**SHORT EXERCISE**
Reproduce the listing below exactly, minus its pictures.
:: DATA TO PROCESS ::
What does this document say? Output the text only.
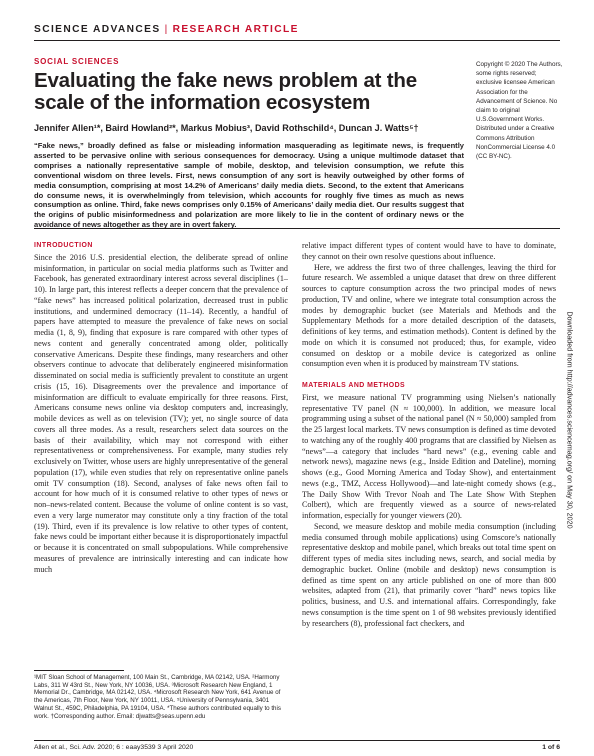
SCIENCE ADVANCES | RESEARCH ARTICLE
SOCIAL SCIENCES
Evaluating the fake news problem at the scale of the information ecosystem
Jennifer Allen¹*, Baird Howland²*, Markus Mobius³, David Rothschild⁴, Duncan J. Watts⁵†
“Fake news,” broadly defined as false or misleading information masquerading as legitimate news, is frequently asserted to be pervasive online with serious consequences for democracy. Using a unique multimode dataset that comprises a nationally representative sample of mobile, desktop, and television consumption, we refute this conventional wisdom on three levels. First, news consumption of any sort is heavily outweighed by other forms of media consumption, comprising at most 14.2% of Americans’ daily media diets. Second, to the extent that Americans do consume news, it is overwhelmingly from television, which accounts for roughly five times as much as news consumption as online. Third, fake news comprises only 0.15% of Americans’ daily media diet. Our results suggest that the origins of public misinformedness and polarization are more likely to lie in the content of ordinary news or the avoidance of news altogether as they are in overt fakery.
Copyright © 2020 The Authors, some rights reserved; exclusive licensee American Association for the Advancement of Science. No claim to original U.S.Government Works. Distributed under a Creative Commons Attribution NonCommercial License 4.0 (CC BY-NC).
INTRODUCTION

Since the 2016 U.S. presidential election, the deliberate spread of online misinformation, in particular on social media platforms such as Twitter and Facebook, has generated extraordinary interest across several disciplines (1–10). In large part, this interest reflects a deeper concern that the prevalence of “fake news” has increased political polarization, decreased trust in public institutions, and undermined democracy (11–14). Recently, a handful of papers have attempted to measure the prevalence of fake news on social media (1, 8, 9), finding that exposure is rare compared with other types of news content and generally concentrated among older, politically conservative Americans. Despite these findings, many researchers and other observers continue to advocate that deliberately engineered misinformation disseminated on social media is sufficiently prevalent to constitute an urgent crisis (15, 16). Disagreements over the prevalence and importance of misinformation are difficult to evaluate empirically for three reasons. First, Americans consume news online via desktop computers and, increasingly, mobile devices as well as on television (TV); yet, no single source of data covers all three modes. As a result, researchers select data sources on the basis of their availability, which may not correspond with either representativeness or comprehensiveness. For example, many studies rely exclusively on Twitter, whose users are highly unrepresentative of the general population (17), while even studies that rely on representative online panels omit TV consumption (18). Second, analyses of fake news often fail to account for how much of it is consumed relative to other types of news or non–news-related content. Because the volume of online content is so vast, even a very large numerator may constitute only a tiny fraction of the total (19). Third, even if its prevalence is low relative to other types of content, fake news could be important either because it is disproportionately impactful or because it is concentrated on small subpopulations. While comprehensive measures of prevalence are intrinsically interesting and can indicate how much

relative impact different types of content would have to have to dominate, they cannot on their own resolve questions about influence.

Here, we address the first two of three challenges, leaving the third for future research. We assembled a unique dataset that drew on three different sources to capture consumption across the two principal modes of news production, TV and online, where we integrate total consumption across the modes by demographic bucket (see Materials and Methods and the Supplementary Methods for a more detailed description of the datasets, definitions of key terms, and estimation methods). Content is defined by the mode on which it is consumed not produced; thus, for example, video consumed on desktop or a mobile device is categorized as online consumption even when it is produced by mainstream TV stations.

MATERIALS AND METHODS

First, we measure national TV programming using Nielsen’s nationally representative TV panel (N ≈ 100,000). In addition, we measure local programming using a subset of the national panel (N ≈ 50,000) sampled from the 25 largest local markets. TV news consumption is defined as time devoted to watching any of the roughly 400 programs that are classified by Nielsen as “news”—a category that includes “hard news” (e.g., evening cable and network news), magazine news (e.g., Inside Edition and Dateline), morning shows (e.g., Good Morning America and Today Show), and entertainment news (e.g., TMZ, Access Hollywood)—and late-night comedy shows (e.g., The Daily Show With Trevor Noah and The Late Show With Stephen Colbert), which are frequently viewed as a source of news-related information, especially for younger viewers (20).

Second, we measure desktop and mobile media consumption (including media consumed through mobile applications) using Comscore’s nationally representative desktop and mobile panel, which breaks out total time spent on different types of media sites including news, search, and social media by demographic bucket. Online (mobile and desktop) news consumption is defined as time spent on any article published on one of more than 800 websites, adapted from (21), that primarily cover “hard” news topics like politics, business, and U.S. and international affairs. Correspondingly, fake news consumption is the time spent on 1 of 98 websites previously identified by researchers (8), professional fact checkers, and

¹MIT Sloan School of Management, 100 Main St., Cambridge, MA 02142, USA. ²Harmony Labs, 311 W 43rd St., New York, NY 10036, USA. ³Microsoft Research New England, 1 Memorial Dr., Cambridge, MA 02142, USA. ⁴Microsoft Research New York, 641 Avenue of the Americas, 7th Floor, New York, NY 10011, USA. ⁵University of Pennsylvania, 3401 Walnut St., 459C, Philadelphia, PA 19104, USA. *These authors contributed equally to this work. †Corresponding author. Email: djwatts@seas.upenn.edu
Downloaded from http://advances.sciencemag.org/ on May 30, 2020
Allen et al., Sci. Adv. 2020; 6 : eaay3539 3 April 2020	1 of 6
:::
**COMPLETED EXERCISE**
What does this document say? Output the text only.
SCIENCE ADVANCES | RESEARCH ARTICLE
SOCIAL SCIENCES
Evaluating the fake news problem at the scale of the information ecosystem
Jennifer Allen¹*, Baird Howland²*, Markus Mobius³, David Rothschild⁴, Duncan J. Watts⁵†
“Fake news,” broadly defined as false or misleading information masquerading as legitimate news, is frequently asserted to be pervasive online with serious consequences for democracy. Using a unique multimode dataset that comprises a nationally representative sample of mobile, desktop, and television consumption, we refute this conventional wisdom on three levels. First, news consumption of any sort is heavily outweighed by other forms of media consumption, comprising at most 14.2% of Americans’ daily media diets. Second, to the extent that Americans do consume news, it is overwhelmingly from television, which accounts for roughly five times as much as news consumption as online. Third, fake news comprises only 0.15% of Americans’ daily media diet. Our results suggest that the origins of public misinformedness and polarization are more likely to lie in the content of ordinary news or the avoidance of news altogether as they are in overt fakery.
Copyright © 2020 The Authors, some rights reserved; exclusive licensee American Association for the Advancement of Science. No claim to original U.S.Government Works. Distributed under a Creative Commons Attribution NonCommercial License 4.0 (CC BY-NC).
INTRODUCTION

Since the 2016 U.S. presidential election, the deliberate spread of online misinformation, in particular on social media platforms such as Twitter and Facebook, has generated extraordinary interest across several disciplines (1–10). In large part, this interest reflects a deeper concern that the prevalence of “fake news” has increased political polarization, decreased trust in public institutions, and undermined democracy (11–14). Recently, a handful of papers have attempted to measure the prevalence of fake news on social media (1, 8, 9), finding that exposure is rare compared with other types of news content and generally concentrated among older, politically conservative Americans. Despite these findings, many researchers and other observers continue to advocate that deliberately engineered misinformation disseminated on social media is sufficiently prevalent to constitute an urgent crisis (15, 16). Disagreements over the prevalence and importance of misinformation are difficult to evaluate empirically for three reasons. First, Americans consume news online via desktop computers and, increasingly, mobile devices as well as on television (TV); yet, no single source of data covers all three modes. As a result, researchers select data sources on the basis of their availability, which may not correspond with either representativeness or comprehensiveness. For example, many studies rely exclusively on Twitter, whose users are highly unrepresentative of the general population (17), while even studies that rely on representative online panels omit TV consumption (18). Second, analyses of fake news often fail to account for how much of it is consumed relative to other types of news or non–news-related content. Because the volume of online content is so vast, even a very large numerator may constitute only a tiny fraction of the total (19). Third, even if its prevalence is low relative to other types of content, fake news could be important either because it is disproportionately impactful or because it is concentrated on small subpopulations. While comprehensive measures of prevalence are intrinsically interesting and can indicate how much

relative impact different types of content would have to have to dominate, they cannot on their own resolve questions about influence.

Here, we address the first two of three challenges, leaving the third for future research. We assembled a unique dataset that drew on three different sources to capture consumption across the two principal modes of news production, TV and online, where we integrate total consumption across the modes by demographic bucket (see Materials and Methods and the Supplementary Methods for a more detailed description of the datasets, definitions of key terms, and estimation methods). Content is defined by the mode on which it is consumed not produced; thus, for example, video consumed on desktop or a mobile device is categorized as online consumption even when it is produced by mainstream TV stations.

MATERIALS AND METHODS

First, we measure national TV programming using Nielsen’s nationally representative TV panel (N ≈ 100,000). In addition, we measure local programming using a subset of the national panel (N ≈ 50,000) sampled from the 25 largest local markets. TV news consumption is defined as time devoted to watching any of the roughly 400 programs that are classified by Nielsen as “news”—a category that includes “hard news” (e.g., evening cable and network news), magazine news (e.g., Inside Edition and Dateline), morning shows (e.g., Good Morning America and Today Show), and entertainment news (e.g., TMZ, Access Hollywood)—and late-night comedy shows (e.g., The Daily Show With Trevor Noah and The Late Show With Stephen Colbert), which are frequently viewed as a source of news-related information, especially for younger viewers (20).

Second, we measure desktop and mobile media consumption (including media consumed through mobile applications) using Comscore’s nationally representative desktop and mobile panel, which breaks out total time spent on different types of media sites including news, search, and social media by demographic bucket. Online (mobile and desktop) news consumption is defined as time spent on any article published on one of more than 800 websites, adapted from (21), that primarily cover “hard” news topics like politics, business, and U.S. and international affairs. Correspondingly, fake news consumption is the time spent on 1 of 98 websites previously identified by researchers (8), professional fact checkers, and

¹MIT Sloan School of Management, 100 Main St., Cambridge, MA 02142, USA. ²Harmony Labs, 311 W 43rd St., New York, NY 10036, USA. ³Microsoft Research New England, 1 Memorial Dr., Cambridge, MA 02142, USA. ⁴Microsoft Research New York, 641 Avenue of the Americas, 7th Floor, New York, NY 10011, USA. ⁵University of Pennsylvania, 3401 Walnut St., 459C, Philadelphia, PA 19104, USA. *These authors contributed equally to this work. †Corresponding author. Email: djwatts@seas.upenn.edu
Downloaded from http://advances.sciencemag.org/ on May 30, 2020
Allen et al., Sci. Adv. 2020; 6 : eaay3539 3 April 2020	1 of 6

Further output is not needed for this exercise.